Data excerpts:
/---
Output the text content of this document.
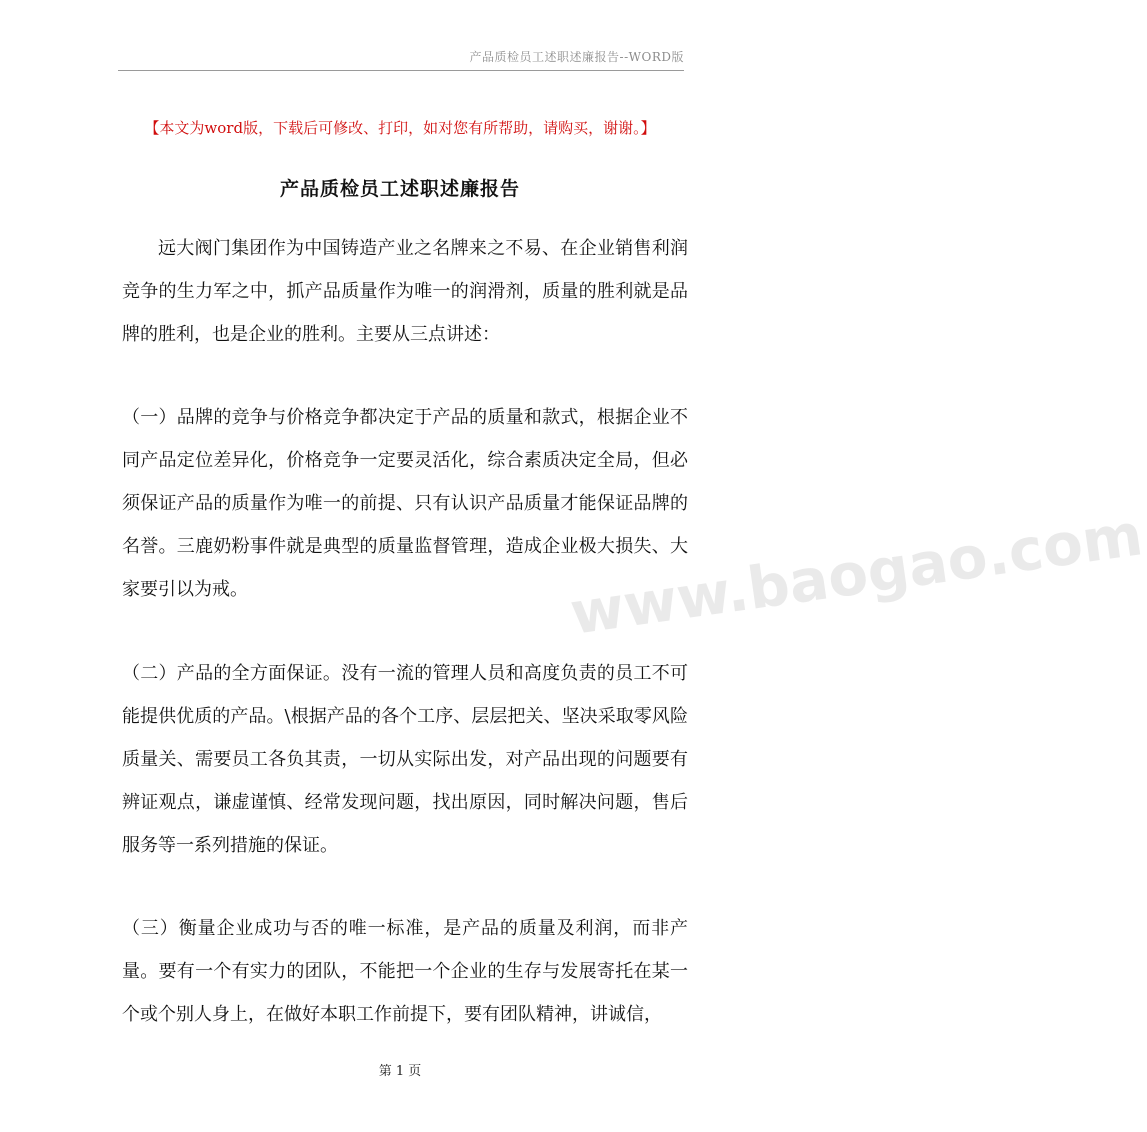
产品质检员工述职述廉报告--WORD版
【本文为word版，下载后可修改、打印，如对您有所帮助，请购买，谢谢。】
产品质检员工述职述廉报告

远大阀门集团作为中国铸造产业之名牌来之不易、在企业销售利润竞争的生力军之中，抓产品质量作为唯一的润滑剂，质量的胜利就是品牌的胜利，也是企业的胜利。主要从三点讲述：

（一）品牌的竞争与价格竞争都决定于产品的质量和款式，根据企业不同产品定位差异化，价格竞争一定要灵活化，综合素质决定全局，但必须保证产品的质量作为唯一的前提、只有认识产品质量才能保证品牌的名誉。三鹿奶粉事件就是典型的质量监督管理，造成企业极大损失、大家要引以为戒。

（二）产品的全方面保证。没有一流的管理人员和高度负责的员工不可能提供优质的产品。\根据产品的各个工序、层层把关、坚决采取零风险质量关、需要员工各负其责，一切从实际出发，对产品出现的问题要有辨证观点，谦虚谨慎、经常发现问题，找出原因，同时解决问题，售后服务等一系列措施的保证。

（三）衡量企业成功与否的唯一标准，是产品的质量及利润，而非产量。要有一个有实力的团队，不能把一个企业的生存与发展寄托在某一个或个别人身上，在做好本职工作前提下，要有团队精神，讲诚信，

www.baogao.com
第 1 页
\---
/---
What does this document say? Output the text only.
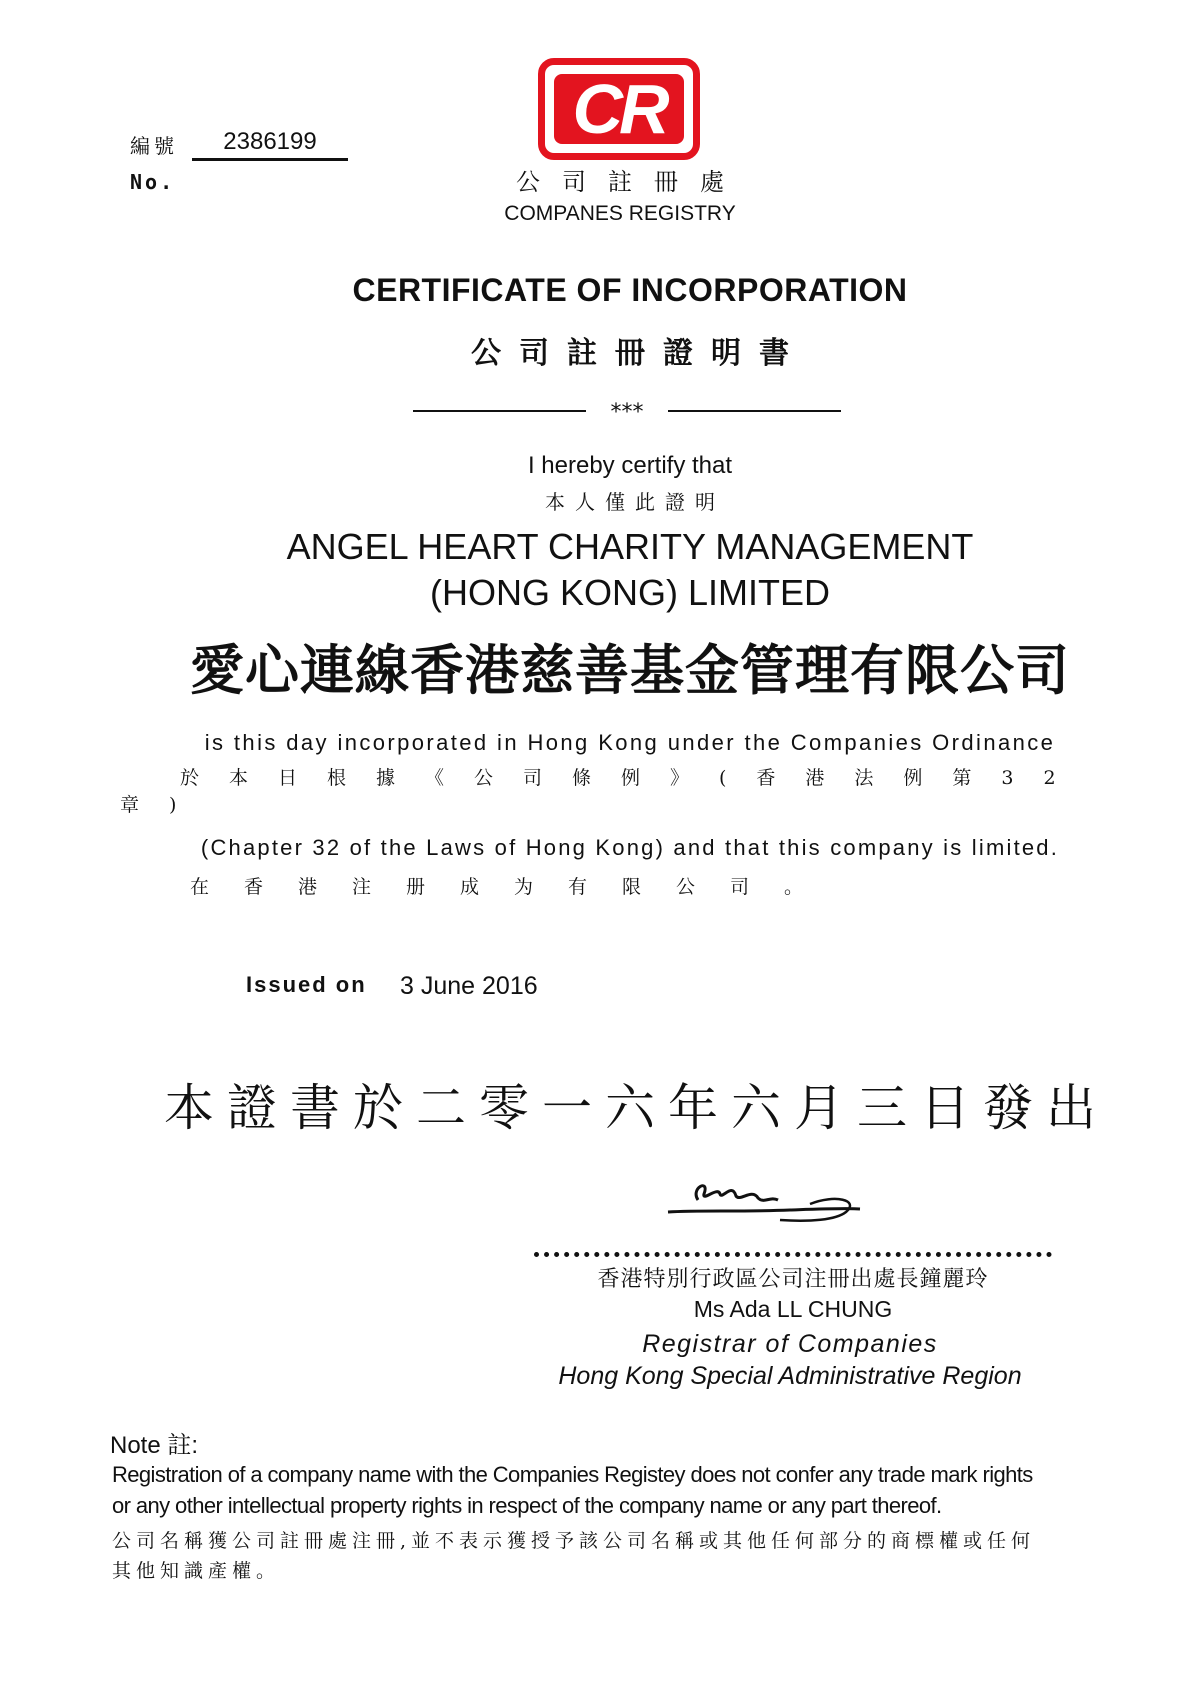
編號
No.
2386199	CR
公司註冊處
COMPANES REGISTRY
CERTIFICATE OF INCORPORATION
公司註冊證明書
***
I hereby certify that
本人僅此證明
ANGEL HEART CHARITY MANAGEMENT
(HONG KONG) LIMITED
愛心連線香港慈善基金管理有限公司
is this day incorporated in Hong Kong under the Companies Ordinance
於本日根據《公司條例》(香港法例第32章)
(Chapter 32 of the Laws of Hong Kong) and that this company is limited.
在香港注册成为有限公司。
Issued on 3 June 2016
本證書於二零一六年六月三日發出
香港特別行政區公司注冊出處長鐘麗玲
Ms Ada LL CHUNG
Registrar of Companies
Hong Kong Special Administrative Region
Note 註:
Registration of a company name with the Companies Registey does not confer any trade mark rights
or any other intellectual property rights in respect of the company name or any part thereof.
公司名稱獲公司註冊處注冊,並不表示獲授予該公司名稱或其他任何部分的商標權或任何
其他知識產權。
\---
▶ CHALLENGE:
Count the lines of the data that include the string "Output", and give only that number.

▶ EXERCISE RESULT:
2